What is needed:
Each entry should be quoted word for word, including every mark of punctuation.

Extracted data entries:
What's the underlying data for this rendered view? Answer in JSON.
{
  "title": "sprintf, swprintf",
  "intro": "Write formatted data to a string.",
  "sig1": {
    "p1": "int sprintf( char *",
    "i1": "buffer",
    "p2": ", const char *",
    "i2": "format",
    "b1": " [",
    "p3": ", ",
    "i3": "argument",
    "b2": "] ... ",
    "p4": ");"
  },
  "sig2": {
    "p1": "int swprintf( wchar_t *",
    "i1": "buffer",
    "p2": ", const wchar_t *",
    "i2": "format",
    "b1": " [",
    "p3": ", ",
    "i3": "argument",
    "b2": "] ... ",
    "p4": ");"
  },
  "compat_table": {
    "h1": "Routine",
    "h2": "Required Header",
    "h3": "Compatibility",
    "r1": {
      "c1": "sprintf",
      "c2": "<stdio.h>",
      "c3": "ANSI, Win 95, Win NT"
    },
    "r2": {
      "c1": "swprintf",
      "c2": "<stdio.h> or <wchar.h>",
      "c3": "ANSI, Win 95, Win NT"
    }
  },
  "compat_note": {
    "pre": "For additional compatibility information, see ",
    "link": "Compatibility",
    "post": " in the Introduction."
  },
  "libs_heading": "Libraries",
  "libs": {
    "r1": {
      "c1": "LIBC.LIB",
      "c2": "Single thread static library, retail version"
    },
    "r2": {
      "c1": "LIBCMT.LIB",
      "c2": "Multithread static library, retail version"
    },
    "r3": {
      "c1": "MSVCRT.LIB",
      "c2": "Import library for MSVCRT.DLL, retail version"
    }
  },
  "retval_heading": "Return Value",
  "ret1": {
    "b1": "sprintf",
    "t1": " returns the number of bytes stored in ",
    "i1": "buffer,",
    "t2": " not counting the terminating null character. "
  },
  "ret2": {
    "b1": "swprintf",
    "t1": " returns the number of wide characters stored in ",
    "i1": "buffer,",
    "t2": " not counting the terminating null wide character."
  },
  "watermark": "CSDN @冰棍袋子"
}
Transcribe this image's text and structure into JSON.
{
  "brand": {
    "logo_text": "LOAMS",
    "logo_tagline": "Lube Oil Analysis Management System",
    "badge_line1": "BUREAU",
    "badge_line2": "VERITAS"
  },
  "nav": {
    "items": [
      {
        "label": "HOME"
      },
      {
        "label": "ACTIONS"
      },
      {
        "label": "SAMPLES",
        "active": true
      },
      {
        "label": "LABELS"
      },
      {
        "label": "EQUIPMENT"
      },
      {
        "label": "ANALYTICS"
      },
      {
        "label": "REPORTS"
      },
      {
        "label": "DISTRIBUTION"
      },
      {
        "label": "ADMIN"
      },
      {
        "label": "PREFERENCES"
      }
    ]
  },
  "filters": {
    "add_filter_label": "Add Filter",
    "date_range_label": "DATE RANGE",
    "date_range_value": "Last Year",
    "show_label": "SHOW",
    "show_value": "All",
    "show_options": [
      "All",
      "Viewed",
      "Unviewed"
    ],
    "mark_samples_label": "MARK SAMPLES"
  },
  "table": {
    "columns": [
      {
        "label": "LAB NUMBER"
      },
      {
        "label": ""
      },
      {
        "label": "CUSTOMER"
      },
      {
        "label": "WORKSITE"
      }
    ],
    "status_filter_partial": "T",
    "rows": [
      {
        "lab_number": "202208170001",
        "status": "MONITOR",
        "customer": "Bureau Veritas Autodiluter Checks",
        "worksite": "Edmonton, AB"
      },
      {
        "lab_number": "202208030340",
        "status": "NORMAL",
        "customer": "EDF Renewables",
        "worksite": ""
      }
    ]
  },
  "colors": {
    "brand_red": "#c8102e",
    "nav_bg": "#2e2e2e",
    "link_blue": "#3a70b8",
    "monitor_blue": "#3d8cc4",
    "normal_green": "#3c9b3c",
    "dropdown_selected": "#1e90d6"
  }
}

Response:
What's the underlying data for this rendered view? Answer in JSON.
{
  "title": "sprintf, swprintf",
  "intro": "Write formatted data to a string.",
  "sig1": {
    "p1": "int sprintf( char *",
    "i1": "buffer",
    "p2": ", const char *",
    "i2": "format",
    "b1": " [",
    "p3": ", ",
    "i3": "argument",
    "b2": "] ... ",
    "p4": ");"
  },
  "sig2": {
    "p1": "int swprintf( wchar_t *",
    "i1": "buffer",
    "p2": ", const wchar_t *",
    "i2": "format",
    "b1": " [",
    "p3": ", ",
    "i3": "argument",
    "b2": "] ... ",
    "p4": ");"
  },
  "compat_table": {
    "h1": "Routine",
    "h2": "Required Header",
    "h3": "Compatibility",
    "r1": {
      "c1": "sprintf",
      "c2": "<stdio.h>",
      "c3": "ANSI, Win 95, Win NT"
    },
    "r2": {
      "c1": "swprintf",
      "c2": "<stdio.h> or <wchar.h>",
      "c3": "ANSI, Win 95, Win NT"
    }
  },
  "compat_note": {
    "pre": "For additional compatibility information, see ",
    "link": "Compatibility",
    "post": " in the Introduction."
  },
  "libs_heading": "Libraries",
  "libs": {
    "r1": {
      "c1": "LIBC.LIB",
      "c2": "Single thread static library, retail version"
    },
    "r2": {
      "c1": "LIBCMT.LIB",
      "c2": "Multithread static library, retail version"
    },
    "r3": {
      "c1": "MSVCRT.LIB",
      "c2": "Import library for MSVCRT.DLL, retail version"
    }
  },
  "retval_heading": "Return Value",
  "ret1": {
    "b1": "sprintf",
    "t1": " returns the number of bytes stored in ",
    "i1": "buffer,",
    "t2": " not counting the terminating null character. "
  },
  "ret2": {
    "b1": "swprintf",
    "t1": " returns the number of wide characters stored in ",
    "i1": "buffer,",
    "t2": " not counting the terminating null wide character."
  },
  "watermark": "CSDN @冰棍袋子"
}
Transcribe this image's text and structure into JSON.
{
  "brand": {
    "logo_text": "LOAMS",
    "logo_tagline": "Lube Oil Analysis Management System",
    "badge_line1": "BUREAU",
    "badge_line2": "VERITAS"
  },
  "nav": {
    "items": [
      {
        "label": "HOME"
      },
      {
        "label": "ACTIONS"
      },
      {
        "label": "SAMPLES",
        "active": true
      },
      {
        "label": "LABELS"
      },
      {
        "label": "EQUIPMENT"
      },
      {
        "label": "ANALYTICS"
      },
      {
        "label": "REPORTS"
      },
      {
        "label": "DISTRIBUTION"
      },
      {
        "label": "ADMIN"
      },
      {
        "label": "PREFERENCES"
      }
    ]
  },
  "filters": {
    "add_filter_label": "Add Filter",
    "date_range_label": "DATE RANGE",
    "date_range_value": "Last Year",
    "show_label": "SHOW",
    "show_value": "All",
    "show_options": [
      "All",
      "Viewed",
      "Unviewed"
    ],
    "mark_samples_label": "MARK SAMPLES"
  },
  "table": {
    "columns": [
      {
        "label": "LAB NUMBER"
      },
      {
        "label": ""
      },
      {
        "label": "CUSTOMER"
      },
      {
        "label": "WORKSITE"
      }
    ],
    "status_filter_partial": "T",
    "rows": [
      {
        "lab_number": "202208170001",
        "status": "MONITOR",
        "customer": "Bureau Veritas Autodiluter Checks",
        "worksite": "Edmonton, AB"
      },
      {
        "lab_number": "202208030340",
        "status": "NORMAL",
        "customer": "EDF Renewables",
        "worksite": ""
      }
    ]
  },
  "colors": {
    "brand_red": "#c8102e",
    "nav_bg": "#2e2e2e",
    "link_blue": "#3a70b8",
    "monitor_blue": "#3d8cc4",
    "normal_green": "#3c9b3c",
    "dropdown_selected": "#1e90d6"
  }
}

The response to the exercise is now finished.